### Passage to read
=-=-=-=-=

Discussed issues related to the actual workflow, concerns out process
efficiency and path forward. The issue in question was the advance
validation of deploy steps when some of the steps come from the
ironic-python-agent ramdisk and are not reflected in the server code.
Creating the whole list of steps for validation and execution requires
information from the ramdisk, but it’s only available when the ramdisk
is booted. We have discussed the following alternatives:

* Start ramdisk before deploy step execution. This was ruled out for
the following reasons:

** Some steps need to be executed out-of-band before the ramdisk is
running. This is already an issue with iDRAC clean steps.
** The first deploy steps validation happens in the node validation
API when the ramdisk is clearly not running.

* Using cached deploy steps from the previous cleaning run. It was
ruled out because:
** Some deployments disable automated cleaning.
** The deploy step list can change in between, e.g. because of
hardware changes or any external input.

=-=-=-=-=

### Request
How would the passage on validating deploy steps carry on after its last line? Extend it from there. The data plays no part in this.

=-=-=-=-=

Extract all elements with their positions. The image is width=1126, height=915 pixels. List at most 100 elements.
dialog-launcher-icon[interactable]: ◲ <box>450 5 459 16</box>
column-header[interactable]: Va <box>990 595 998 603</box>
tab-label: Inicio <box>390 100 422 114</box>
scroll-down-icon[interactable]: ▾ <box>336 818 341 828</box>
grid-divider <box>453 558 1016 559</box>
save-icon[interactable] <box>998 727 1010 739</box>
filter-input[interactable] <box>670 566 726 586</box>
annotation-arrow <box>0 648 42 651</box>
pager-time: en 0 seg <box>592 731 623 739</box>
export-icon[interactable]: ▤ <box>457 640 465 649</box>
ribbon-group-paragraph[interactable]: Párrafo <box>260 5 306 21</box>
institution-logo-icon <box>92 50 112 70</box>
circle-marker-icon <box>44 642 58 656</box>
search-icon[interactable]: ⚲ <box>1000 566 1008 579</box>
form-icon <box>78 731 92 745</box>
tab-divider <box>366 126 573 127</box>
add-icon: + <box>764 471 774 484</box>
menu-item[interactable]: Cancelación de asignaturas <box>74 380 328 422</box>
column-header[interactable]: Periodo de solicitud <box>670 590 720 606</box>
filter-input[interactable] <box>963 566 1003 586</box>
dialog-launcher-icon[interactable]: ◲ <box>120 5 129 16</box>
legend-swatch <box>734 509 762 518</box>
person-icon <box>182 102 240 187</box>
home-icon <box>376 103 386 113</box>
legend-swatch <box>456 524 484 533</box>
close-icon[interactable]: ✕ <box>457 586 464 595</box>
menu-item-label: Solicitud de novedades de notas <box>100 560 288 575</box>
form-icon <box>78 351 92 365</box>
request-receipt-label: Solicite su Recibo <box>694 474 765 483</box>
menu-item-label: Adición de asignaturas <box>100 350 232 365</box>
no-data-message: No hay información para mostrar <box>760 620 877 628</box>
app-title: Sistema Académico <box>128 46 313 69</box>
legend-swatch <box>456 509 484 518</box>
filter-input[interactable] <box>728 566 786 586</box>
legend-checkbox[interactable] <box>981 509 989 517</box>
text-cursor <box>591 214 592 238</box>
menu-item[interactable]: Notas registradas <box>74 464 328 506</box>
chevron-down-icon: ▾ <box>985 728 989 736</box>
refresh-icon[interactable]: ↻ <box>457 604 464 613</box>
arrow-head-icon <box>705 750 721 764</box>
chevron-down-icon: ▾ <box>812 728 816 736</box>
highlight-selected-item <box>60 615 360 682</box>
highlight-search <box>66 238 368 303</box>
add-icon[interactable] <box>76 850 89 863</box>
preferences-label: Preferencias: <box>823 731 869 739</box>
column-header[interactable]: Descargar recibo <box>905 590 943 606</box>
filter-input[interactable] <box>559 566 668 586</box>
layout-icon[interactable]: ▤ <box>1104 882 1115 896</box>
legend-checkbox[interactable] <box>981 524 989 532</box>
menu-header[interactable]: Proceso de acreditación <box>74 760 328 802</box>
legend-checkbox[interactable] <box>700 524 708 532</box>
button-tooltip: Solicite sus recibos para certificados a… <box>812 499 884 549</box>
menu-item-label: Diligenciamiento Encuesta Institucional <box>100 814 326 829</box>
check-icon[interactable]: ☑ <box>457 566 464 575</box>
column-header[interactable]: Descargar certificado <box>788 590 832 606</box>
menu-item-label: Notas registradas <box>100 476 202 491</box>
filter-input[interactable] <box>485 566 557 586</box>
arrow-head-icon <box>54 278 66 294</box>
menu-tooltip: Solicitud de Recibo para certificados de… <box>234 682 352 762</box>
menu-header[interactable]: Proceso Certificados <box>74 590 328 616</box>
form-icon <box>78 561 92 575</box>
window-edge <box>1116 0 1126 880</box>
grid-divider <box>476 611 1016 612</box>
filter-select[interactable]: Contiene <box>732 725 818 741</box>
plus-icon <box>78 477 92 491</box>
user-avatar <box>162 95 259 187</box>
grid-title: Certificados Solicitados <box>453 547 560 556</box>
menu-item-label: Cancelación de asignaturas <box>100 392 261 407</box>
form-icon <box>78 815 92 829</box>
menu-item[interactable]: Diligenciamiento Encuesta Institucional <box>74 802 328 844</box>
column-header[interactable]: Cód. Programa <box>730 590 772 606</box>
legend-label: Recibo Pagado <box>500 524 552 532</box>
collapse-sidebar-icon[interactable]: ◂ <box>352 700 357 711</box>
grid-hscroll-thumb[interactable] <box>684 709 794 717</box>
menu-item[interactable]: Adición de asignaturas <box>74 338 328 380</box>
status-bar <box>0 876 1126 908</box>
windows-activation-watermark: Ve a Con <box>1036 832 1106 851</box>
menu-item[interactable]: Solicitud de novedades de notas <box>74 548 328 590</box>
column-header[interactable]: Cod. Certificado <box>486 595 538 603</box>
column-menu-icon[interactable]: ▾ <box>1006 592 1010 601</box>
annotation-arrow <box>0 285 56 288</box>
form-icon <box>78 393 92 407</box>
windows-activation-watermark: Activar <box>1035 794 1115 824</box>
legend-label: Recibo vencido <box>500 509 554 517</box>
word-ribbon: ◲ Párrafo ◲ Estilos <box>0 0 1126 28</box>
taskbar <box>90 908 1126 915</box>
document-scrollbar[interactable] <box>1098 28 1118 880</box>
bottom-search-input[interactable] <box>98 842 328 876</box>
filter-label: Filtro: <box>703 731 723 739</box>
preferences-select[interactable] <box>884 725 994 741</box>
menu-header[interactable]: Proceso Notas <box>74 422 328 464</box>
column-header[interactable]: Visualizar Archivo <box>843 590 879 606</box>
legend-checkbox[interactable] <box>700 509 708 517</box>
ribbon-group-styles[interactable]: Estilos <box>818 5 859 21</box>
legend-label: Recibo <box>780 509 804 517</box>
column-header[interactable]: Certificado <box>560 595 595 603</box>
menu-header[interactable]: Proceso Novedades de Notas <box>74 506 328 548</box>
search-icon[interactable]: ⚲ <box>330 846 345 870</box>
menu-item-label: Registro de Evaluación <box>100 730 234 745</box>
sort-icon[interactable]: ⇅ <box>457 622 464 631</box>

=-=-=-=-=

### Reply to the exercise
* Accept that we cannot provide early validation of deploy steps and
validate them as we go. This involves booting the ramdisk as one of
the deploy steps (no special handling), with only out-of-band steps
executed before that (ignoring any in-band steps with higher
priority).

We decided to go with the third option. In a side discussion we
decided to file an RFE for a driver_info flag preventing booting the
ramdisk during manual cleaning. Solving the cleaning issues completely
probably requires making booting the ramdisk a separate clean step,
similarly to deploy steps above. No final plan has been made for it,
but we have more clarity than we did before.

Security
======

Firmware Management
--------------------------------

We entered a discussion about creating a possible “meta step”. After
some back and forth discussions, we reached a consensus that it is
likely not possible given different vendor parameters and
requirements.

During this topic, we also reached the point of discussing changes to
“Active node” configuration as it is related in large part to firmware
updates, and is necessary for larger fleet management, and eventually
even for attestation process integration. The consensus kind of
revolved around that the way to help enable some of this process was
to leverage rescue, this is only theory. Hopefully we’ll have operator
feedback in the next year on this subject and can make more informed
decisions. By then,  we should have deploy steps in a form that one
doesn't need to be a python developer to leverage, and the team should
be bandwidth to explore this further with operators.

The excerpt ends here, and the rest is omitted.